* DATA SUPPLIED
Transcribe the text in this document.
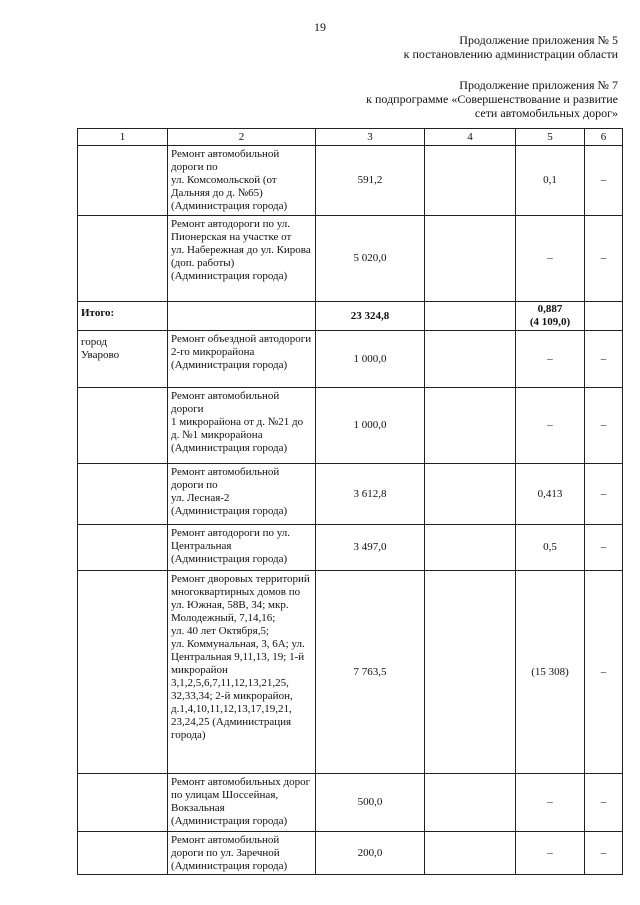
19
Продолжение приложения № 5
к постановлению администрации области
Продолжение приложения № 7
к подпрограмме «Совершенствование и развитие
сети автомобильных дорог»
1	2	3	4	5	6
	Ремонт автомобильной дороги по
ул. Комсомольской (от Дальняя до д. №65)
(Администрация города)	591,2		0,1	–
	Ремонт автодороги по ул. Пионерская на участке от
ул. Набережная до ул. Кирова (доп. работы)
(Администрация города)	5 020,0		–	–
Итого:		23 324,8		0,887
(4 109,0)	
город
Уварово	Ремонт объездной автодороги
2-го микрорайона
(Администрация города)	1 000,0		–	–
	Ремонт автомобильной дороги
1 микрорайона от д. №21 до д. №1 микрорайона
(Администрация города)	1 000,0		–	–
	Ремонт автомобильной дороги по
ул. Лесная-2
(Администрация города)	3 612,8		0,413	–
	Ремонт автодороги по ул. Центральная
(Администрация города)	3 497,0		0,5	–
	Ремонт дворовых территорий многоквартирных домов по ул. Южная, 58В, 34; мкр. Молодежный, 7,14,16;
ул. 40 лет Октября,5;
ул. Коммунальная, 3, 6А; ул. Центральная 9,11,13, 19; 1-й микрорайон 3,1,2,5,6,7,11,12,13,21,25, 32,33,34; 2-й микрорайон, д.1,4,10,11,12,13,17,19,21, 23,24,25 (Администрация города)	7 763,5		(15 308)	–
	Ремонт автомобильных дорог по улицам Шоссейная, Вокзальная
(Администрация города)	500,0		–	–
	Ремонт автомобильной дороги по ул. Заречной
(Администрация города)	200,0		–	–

* PROBLEM TO SOLVE
From the listing above, pick out every line containing "Центральная".

* OUTPUT FOR THIS TASK
	Ремонт автодороги по ул. Центральная
ул. Коммунальная, 3, 6А; ул. Центральная 9,11,13, 19; 1-й микрорайон 3,1,2,5,6,7,11,12,13,21,25, 32,33,34; 2-й микрорайон, д.1,4,10,11,12,13,17,19,21, 23,24,25 (Администрация города)	7 763,5		(15 308)	–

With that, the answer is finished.